[BEGIN Records for this exercise]

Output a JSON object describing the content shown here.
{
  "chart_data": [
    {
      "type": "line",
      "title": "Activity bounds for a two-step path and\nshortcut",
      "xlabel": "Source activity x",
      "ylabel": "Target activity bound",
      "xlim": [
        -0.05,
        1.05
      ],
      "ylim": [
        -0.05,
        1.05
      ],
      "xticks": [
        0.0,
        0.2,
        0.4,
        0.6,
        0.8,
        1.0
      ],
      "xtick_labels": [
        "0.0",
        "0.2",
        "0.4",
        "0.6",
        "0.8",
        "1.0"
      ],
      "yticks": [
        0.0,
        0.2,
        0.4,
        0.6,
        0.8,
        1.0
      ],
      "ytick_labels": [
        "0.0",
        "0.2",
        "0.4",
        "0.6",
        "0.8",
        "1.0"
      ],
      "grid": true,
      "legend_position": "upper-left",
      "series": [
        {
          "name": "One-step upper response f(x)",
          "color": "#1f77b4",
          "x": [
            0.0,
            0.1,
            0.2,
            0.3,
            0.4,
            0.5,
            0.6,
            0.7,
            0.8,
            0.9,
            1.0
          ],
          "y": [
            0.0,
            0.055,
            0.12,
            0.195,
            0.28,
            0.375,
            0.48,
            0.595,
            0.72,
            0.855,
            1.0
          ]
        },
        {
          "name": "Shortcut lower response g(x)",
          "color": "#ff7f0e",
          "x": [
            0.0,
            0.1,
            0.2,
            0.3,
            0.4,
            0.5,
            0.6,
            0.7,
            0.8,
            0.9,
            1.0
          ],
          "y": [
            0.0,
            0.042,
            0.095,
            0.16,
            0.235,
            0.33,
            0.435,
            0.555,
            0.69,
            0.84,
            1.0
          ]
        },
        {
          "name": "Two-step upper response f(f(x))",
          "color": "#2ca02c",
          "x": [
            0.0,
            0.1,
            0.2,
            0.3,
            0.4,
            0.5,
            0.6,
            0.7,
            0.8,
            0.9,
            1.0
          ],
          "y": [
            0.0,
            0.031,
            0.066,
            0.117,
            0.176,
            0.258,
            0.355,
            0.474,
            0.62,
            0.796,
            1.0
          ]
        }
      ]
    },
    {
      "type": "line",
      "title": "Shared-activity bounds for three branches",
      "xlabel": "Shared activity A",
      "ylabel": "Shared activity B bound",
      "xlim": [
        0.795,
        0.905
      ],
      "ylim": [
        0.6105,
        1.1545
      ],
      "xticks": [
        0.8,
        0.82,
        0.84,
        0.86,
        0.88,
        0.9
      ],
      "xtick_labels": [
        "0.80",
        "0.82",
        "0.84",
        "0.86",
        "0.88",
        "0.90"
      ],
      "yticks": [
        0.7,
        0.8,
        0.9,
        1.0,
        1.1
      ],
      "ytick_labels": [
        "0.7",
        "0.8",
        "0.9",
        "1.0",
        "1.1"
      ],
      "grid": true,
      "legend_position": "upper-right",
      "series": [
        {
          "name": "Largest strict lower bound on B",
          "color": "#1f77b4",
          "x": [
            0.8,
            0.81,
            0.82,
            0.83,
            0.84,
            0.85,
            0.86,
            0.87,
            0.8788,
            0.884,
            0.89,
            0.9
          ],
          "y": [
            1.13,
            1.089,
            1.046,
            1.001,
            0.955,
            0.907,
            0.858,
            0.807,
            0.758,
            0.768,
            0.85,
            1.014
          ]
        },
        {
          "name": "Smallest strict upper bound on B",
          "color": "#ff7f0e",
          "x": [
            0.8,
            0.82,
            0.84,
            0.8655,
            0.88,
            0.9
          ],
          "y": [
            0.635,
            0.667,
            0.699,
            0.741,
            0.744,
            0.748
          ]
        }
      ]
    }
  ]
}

[END Records for this exercise]

**Goal of the exercise**
The records above must be repeated exactly, every one of them.

**Expected output**
Output a JSON object describing the content shown here.
{
  "chart_data": [
    {
      "type": "line",
      "title": "Activity bounds for a two-step path and\nshortcut",
      "xlabel": "Source activity x",
      "ylabel": "Target activity bound",
      "xlim": [
        -0.05,
        1.05
      ],
      "ylim": [
        -0.05,
        1.05
      ],
      "xticks": [
        0.0,
        0.2,
        0.4,
        0.6,
        0.8,
        1.0
      ],
      "xtick_labels": [
        "0.0",
        "0.2",
        "0.4",
        "0.6",
        "0.8",
        "1.0"
      ],
      "yticks": [
        0.0,
        0.2,
        0.4,
        0.6,
        0.8,
        1.0
      ],
      "ytick_labels": [
        "0.0",
        "0.2",
        "0.4",
        "0.6",
        "0.8",
        "1.0"
      ],
      "grid": true,
      "legend_position": "upper-left",
      "series": [
        {
          "name": "One-step upper response f(x)",
          "color": "#1f77b4",
          "x": [
            0.0,
            0.1,
            0.2,
            0.3,
            0.4,
            0.5,
            0.6,
            0.7,
            0.8,
            0.9,
            1.0
          ],
          "y": [
            0.0,
            0.055,
            0.12,
            0.195,
            0.28,
            0.375,
            0.48,
            0.595,
            0.72,
            0.855,
            1.0
          ]
        },
        {
          "name": "Shortcut lower response g(x)",
          "color": "#ff7f0e",
          "x": [
            0.0,
            0.1,
            0.2,
            0.3,
            0.4,
            0.5,
            0.6,
            0.7,
            0.8,
            0.9,
            1.0
          ],
          "y": [
            0.0,
            0.042,
            0.095,
            0.16,
            0.235,
            0.33,
            0.435,
            0.555,
            0.69,
            0.84,
            1.0
          ]
        },
        {
          "name": "Two-step upper response f(f(x))",
          "color": "#2ca02c",
          "x": [
            0.0,
            0.1,
            0.2,
            0.3,
            0.4,
            0.5,
            0.6,
            0.7,
            0.8,
            0.9,
            1.0
          ],
          "y": [
            0.0,
            0.031,
            0.066,
            0.117,
            0.176,
            0.258,
            0.355,
            0.474,
            0.62,
            0.796,
            1.0
          ]
        }
      ]
    },
    {
      "type": "line",
      "title": "Shared-activity bounds for three branches",
      "xlabel": "Shared activity A",
      "ylabel": "Shared activity B bound",
      "xlim": [
        0.795,
        0.905
      ],
      "ylim": [
        0.6105,
        1.1545
      ],
      "xticks": [
        0.8,
        0.82,
        0.84,
        0.86,
        0.88,
        0.9
      ],
      "xtick_labels": [
        "0.80",
        "0.82",
        "0.84",
        "0.86",
        "0.88",
        "0.90"
      ],
      "yticks": [
        0.7,
        0.8,
        0.9,
        1.0,
        1.1
      ],
      "ytick_labels": [
        "0.7",
        "0.8",
        "0.9",
        "1.0",
        "1.1"
      ],
      "grid": true,
      "legend_position": "upper-right",
      "series": [
        {
          "name": "Largest strict lower bound on B",
          "color": "#1f77b4",
          "x": [
            0.8,
            0.81,
            0.82,
            0.83,
            0.84,
            0.85,
            0.86,
            0.87,
            0.8788,
            0.884,
            0.89,
            0.9
          ],
          "y": [
            1.13,
            1.089,
            1.046,
            1.001,
            0.955,
            0.907,
            0.858,
            0.807,
            0.758,
            0.768,
            0.85,
            1.014
          ]
        },
        {
          "name": "Smallest strict upper bound on B",
          "color": "#ff7f0e",
          "x": [
            0.8,
            0.82,
            0.84,
            0.8655,
            0.88,
            0.9
          ],
          "y": [
            0.635,
            0.667,
            0.699,
            0.741,
            0.744,
            0.748
          ]
        }
      ]
    }
  ]
}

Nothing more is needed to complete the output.